--- START Available data ---

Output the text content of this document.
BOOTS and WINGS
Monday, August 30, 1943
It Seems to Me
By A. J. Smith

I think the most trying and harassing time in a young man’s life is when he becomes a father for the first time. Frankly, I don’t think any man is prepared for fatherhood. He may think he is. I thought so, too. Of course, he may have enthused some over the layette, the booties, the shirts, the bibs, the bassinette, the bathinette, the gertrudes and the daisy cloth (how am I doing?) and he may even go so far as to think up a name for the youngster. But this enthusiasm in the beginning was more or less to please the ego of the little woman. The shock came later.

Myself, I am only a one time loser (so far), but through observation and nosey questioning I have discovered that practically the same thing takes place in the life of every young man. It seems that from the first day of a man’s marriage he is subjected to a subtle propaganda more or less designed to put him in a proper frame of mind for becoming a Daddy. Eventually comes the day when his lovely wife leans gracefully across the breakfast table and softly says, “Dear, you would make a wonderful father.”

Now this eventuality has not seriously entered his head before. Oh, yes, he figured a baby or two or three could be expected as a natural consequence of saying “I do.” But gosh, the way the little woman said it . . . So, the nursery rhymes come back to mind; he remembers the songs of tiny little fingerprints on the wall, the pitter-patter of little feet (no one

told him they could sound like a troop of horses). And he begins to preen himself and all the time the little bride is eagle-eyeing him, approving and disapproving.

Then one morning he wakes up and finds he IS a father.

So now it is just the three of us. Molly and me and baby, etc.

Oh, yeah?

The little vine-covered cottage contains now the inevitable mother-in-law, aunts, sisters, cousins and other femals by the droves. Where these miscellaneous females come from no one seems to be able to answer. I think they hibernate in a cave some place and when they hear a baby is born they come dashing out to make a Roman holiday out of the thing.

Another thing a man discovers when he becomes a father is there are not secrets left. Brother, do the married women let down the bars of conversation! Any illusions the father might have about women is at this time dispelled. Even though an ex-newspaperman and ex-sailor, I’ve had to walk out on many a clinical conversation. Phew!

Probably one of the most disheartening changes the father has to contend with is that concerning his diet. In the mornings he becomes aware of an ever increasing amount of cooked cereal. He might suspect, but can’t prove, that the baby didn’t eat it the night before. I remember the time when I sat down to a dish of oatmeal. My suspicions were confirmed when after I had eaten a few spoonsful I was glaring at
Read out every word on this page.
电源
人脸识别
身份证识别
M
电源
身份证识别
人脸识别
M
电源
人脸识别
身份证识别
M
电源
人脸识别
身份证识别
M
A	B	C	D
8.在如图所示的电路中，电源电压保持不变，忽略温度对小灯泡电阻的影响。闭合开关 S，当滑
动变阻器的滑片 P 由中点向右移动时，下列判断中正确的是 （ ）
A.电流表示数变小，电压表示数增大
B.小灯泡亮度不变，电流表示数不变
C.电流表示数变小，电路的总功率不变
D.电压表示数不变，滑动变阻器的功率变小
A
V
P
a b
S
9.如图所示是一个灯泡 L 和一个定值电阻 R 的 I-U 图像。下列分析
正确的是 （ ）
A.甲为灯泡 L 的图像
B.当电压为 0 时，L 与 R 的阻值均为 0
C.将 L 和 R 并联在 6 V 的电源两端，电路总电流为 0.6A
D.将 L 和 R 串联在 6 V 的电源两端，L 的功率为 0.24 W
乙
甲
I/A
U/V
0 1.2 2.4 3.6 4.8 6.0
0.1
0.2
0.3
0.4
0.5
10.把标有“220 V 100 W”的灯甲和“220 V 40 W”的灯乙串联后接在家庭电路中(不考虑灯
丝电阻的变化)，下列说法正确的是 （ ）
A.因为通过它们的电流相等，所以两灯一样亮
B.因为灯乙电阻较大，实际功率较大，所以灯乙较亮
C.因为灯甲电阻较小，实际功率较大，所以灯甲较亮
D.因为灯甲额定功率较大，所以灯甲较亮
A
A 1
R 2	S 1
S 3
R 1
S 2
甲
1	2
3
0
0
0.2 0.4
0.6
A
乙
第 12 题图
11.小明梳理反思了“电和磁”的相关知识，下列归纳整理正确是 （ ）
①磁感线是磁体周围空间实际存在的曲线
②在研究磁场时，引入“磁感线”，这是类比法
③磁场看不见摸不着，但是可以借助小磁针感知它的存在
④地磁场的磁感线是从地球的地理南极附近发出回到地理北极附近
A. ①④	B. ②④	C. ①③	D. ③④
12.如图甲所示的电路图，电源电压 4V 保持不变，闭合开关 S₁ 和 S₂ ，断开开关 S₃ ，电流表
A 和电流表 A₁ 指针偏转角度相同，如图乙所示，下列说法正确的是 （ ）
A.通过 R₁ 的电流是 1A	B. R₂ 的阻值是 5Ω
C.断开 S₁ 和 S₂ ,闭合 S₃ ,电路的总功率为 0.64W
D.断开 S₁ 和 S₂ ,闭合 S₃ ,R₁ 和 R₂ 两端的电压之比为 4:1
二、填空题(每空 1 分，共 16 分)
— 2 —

--- END Available data ---

Everything in the listing above should be restated exactly.

Task result:
Output the text content of this document.
BOOTS and WINGS
Monday, August 30, 1943
It Seems to Me
By A. J. Smith

I think the most trying and harassing time in a young man’s life is when he becomes a father for the first time. Frankly, I don’t think any man is prepared for fatherhood. He may think he is. I thought so, too. Of course, he may have enthused some over the layette, the booties, the shirts, the bibs, the bassinette, the bathinette, the gertrudes and the daisy cloth (how am I doing?) and he may even go so far as to think up a name for the youngster. But this enthusiasm in the beginning was more or less to please the ego of the little woman. The shock came later.

Myself, I am only a one time loser (so far), but through observation and nosey questioning I have discovered that practically the same thing takes place in the life of every young man. It seems that from the first day of a man’s marriage he is subjected to a subtle propaganda more or less designed to put him in a proper frame of mind for becoming a Daddy. Eventually comes the day when his lovely wife leans gracefully across the breakfast table and softly says, “Dear, you would make a wonderful father.”

Now this eventuality has not seriously entered his head before. Oh, yes, he figured a baby or two or three could be expected as a natural consequence of saying “I do.” But gosh, the way the little woman said it . . . So, the nursery rhymes come back to mind; he remembers the songs of tiny little fingerprints on the wall, the pitter-patter of little feet (no one

told him they could sound like a troop of horses). And he begins to preen himself and all the time the little bride is eagle-eyeing him, approving and disapproving.

Then one morning he wakes up and finds he IS a father.

So now it is just the three of us. Molly and me and baby, etc.

Oh, yeah?

The little vine-covered cottage contains now the inevitable mother-in-law, aunts, sisters, cousins and other femals by the droves. Where these miscellaneous females come from no one seems to be able to answer. I think they hibernate in a cave some place and when they hear a baby is born they come dashing out to make a Roman holiday out of the thing.

Another thing a man discovers when he becomes a father is there are not secrets left. Brother, do the married women let down the bars of conversation! Any illusions the father might have about women is at this time dispelled. Even though an ex-newspaperman and ex-sailor, I’ve had to walk out on many a clinical conversation. Phew!

Probably one of the most disheartening changes the father has to contend with is that concerning his diet. In the mornings he becomes aware of an ever increasing amount of cooked cereal. He might suspect, but can’t prove, that the baby didn’t eat it the night before. I remember the time when I sat down to a dish of oatmeal. My suspicions were confirmed when after I had eaten a few spoonsful I was glaring at
Read out every word on this page.
电源
人脸识别
身份证识别
M
电源
身份证识别
人脸识别
M
电源
人脸识别
身份证识别
M
电源
人脸识别
身份证识别
M
A	B	C	D
8.在如图所示的电路中，电源电压保持不变，忽略温度对小灯泡电阻的影响。闭合开关 S，当滑
动变阻器的滑片 P 由中点向右移动时，下列判断中正确的是 （ ）
A.电流表示数变小，电压表示数增大
B.小灯泡亮度不变，电流表示数不变
C.电流表示数变小，电路的总功率不变
D.电压表示数不变，滑动变阻器的功率变小
A
V
P
a b
S
9.如图所示是一个灯泡 L 和一个定值电阻 R 的 I-U 图像。下列分析
正确的是 （ ）
A.甲为灯泡 L 的图像
B.当电压为 0 时，L 与 R 的阻值均为 0
C.将 L 和 R 并联在 6 V 的电源两端，电路总电流为 0.6A
D.将 L 和 R 串联在 6 V 的电源两端，L 的功率为 0.24 W
乙
甲
I/A
U/V
0 1.2 2.4 3.6 4.8 6.0
0.1
0.2
0.3
0.4
0.5
10.把标有“220 V 100 W”的灯甲和“220 V 40 W”的灯乙串联后接在家庭电路中(不考虑灯
丝电阻的变化)，下列说法正确的是 （ ）
A.因为通过它们的电流相等，所以两灯一样亮
B.因为灯乙电阻较大，实际功率较大，所以灯乙较亮
C.因为灯甲电阻较小，实际功率较大，所以灯甲较亮
D.因为灯甲额定功率较大，所以灯甲较亮
A
A 1
R 2	S 1
S 3
R 1
S 2
甲
1	2
3
0
0
0.2 0.4
0.6
A
乙
第 12 题图
11.小明梳理反思了“电和磁”的相关知识，下列归纳整理正确是 （ ）
①磁感线是磁体周围空间实际存在的曲线
②在研究磁场时，引入“磁感线”，这是类比法
③磁场看不见摸不着，但是可以借助小磁针感知它的存在
④地磁场的磁感线是从地球的地理南极附近发出回到地理北极附近
A. ①④	B. ②④	C. ①③	D. ③④
12.如图甲所示的电路图，电源电压 4V 保持不变，闭合开关 S₁ 和 S₂ ，断开开关 S₃ ，电流表
A 和电流表 A₁ 指针偏转角度相同，如图乙所示，下列说法正确的是 （ ）
A.通过 R₁ 的电流是 1A	B. R₂ 的阻值是 5Ω
C.断开 S₁ 和 S₂ ,闭合 S₃ ,电路的总功率为 0.64W
D.断开 S₁ 和 S₂ ,闭合 S₃ ,R₁ 和 R₂ 两端的电压之比为 4:1
二、填空题(每空 1 分，共 16 分)
— 2 —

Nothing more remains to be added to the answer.